> _Given request A_: According to the bug report about `binarization_type`, which binarizer does the loader wrongly try to use when that setting is left out of the config?
> _Given request B_: Carry on the bug report thread about `binarization_type` after its final line.

> _Text extract_:

# # # #

[BUG] `binarization_type` not defaulting to "auto"
Describe the bug
Using a config for a LightGBM txt model file but not explicitly setting binarization_type not "auto" fails to load because it attempts to use the PickleBinarizer rather than the LightGBMBinarizer.
To Reproduce
Steps to reproduce the behavior:
- Run with a config set to use lightgbm-binary_cls_model.txt and do not set any config for
binarization_type - See error
mlup.errors.ModelBinarizationError: Error with deserialize model: could not find MARK. Error will show that it is usingml/binarization/pickle.pynotml/binarization/lightgbm.py - Try again with an explicit config of
binarization_type: autoand it will work
Expected behavior
It should auto-detect that it is lightgbm and choose the LightGBMBinarizer.
Environment (please complete the following information):
- Python version 3.12.7
- Version PyMLup 0.2.2
- LightGBM 4.5.0
Thanks for this issue. I need to check this bug soon 👀
@neverfox I couldn't repeat your error scenario. I think I'm doing something wrong :smile:
I ask you to clarify how I can repeat your script.
I've tried two ways:
- bash command
mlup run -c bug-lightgmb-conf.yaml. - From python code.
Bash
To test the script, I used the following configuration file:
version: '1'
ml:
auto_detect_predict_params: true
storage_kwargs:
files_mask: '(\w.-_)*.txt'
path_to_files: models/lightgbm-binary_cls_model.txt
storage_type: mlup.ml.storage.local_disk.DiskStorage
And also, with the addition of binarization_type: auto:
version: '1'
ml:
auto_detect_predict_params: true
binarization_type: auto
storage_kwargs:
files_mask: '(\w.-_)*.txt'
path_to_files: models/lightgbm-binary_cls_model.txt
storage_type: mlup.ml.storage.local_disk.DiskStorage
I used the following command: mlup run -c ./bug-lightgbm-conf.yaml.

# # # #

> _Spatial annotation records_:

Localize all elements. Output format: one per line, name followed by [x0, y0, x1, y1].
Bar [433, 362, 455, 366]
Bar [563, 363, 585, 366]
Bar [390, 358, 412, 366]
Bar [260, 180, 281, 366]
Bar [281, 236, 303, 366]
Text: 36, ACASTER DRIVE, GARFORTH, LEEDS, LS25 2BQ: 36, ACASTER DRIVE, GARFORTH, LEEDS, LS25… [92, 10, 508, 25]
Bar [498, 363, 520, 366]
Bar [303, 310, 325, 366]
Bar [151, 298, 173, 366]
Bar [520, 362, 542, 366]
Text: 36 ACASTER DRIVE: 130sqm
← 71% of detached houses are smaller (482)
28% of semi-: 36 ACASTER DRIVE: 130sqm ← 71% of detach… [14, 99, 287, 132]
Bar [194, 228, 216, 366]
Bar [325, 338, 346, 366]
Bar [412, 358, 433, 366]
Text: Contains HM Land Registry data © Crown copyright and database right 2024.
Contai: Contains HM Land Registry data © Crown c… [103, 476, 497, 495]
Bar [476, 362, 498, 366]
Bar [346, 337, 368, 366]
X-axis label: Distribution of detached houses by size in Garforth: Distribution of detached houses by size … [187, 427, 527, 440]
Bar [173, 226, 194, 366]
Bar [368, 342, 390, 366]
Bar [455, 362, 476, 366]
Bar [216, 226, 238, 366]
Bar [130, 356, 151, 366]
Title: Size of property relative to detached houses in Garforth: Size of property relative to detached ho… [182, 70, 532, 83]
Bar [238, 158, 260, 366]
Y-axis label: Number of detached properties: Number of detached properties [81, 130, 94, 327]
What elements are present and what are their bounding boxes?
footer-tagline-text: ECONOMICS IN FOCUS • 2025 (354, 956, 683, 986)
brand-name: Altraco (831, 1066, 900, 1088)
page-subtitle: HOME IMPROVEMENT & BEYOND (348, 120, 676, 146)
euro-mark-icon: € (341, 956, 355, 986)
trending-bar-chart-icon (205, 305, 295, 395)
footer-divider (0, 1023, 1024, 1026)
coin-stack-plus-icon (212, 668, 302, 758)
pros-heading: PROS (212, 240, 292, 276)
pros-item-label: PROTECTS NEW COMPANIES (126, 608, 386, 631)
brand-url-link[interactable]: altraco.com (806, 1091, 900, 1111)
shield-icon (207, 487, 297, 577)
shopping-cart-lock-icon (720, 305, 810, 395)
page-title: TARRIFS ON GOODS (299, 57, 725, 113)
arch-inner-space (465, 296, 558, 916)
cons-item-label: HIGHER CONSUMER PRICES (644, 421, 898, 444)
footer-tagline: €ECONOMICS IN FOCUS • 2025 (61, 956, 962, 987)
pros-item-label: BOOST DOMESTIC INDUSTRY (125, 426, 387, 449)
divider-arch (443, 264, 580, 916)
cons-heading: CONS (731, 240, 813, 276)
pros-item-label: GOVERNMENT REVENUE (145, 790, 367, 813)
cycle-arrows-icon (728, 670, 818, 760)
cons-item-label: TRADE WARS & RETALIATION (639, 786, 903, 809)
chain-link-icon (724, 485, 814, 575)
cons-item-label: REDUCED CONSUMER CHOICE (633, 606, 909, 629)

# # # #

> _Exercise output A_: It tries to use the PickleBinarizer instead of the LightGBMBinarizer.

> _Exercise output B_:
The search worked out as expected. It was the LIGHTGBM binarizer that was launched.
Attaching logs:
Python code
To check, I used the following script:
from mlup import up
from mlup.constants import StorageType
_up = up.UP(
conf=up.Config(
storage_type=StorageType.disk,
storage_kwargs={
'path_to_files': "models/lightgbm-binary_cls_model.txt",
'files_mask': r"(\w.-_)*.txt"
},
)
)
_up.ml.load()
print("There are no errors")
_up_from_conf = up.UP.load_from_yaml(
conf_path="bug-lightgbm-conf.yaml",
load_model=True
)
print("There are no errors after load from yaml")
From the python interpreter, the search for the binarizer worked out as expected.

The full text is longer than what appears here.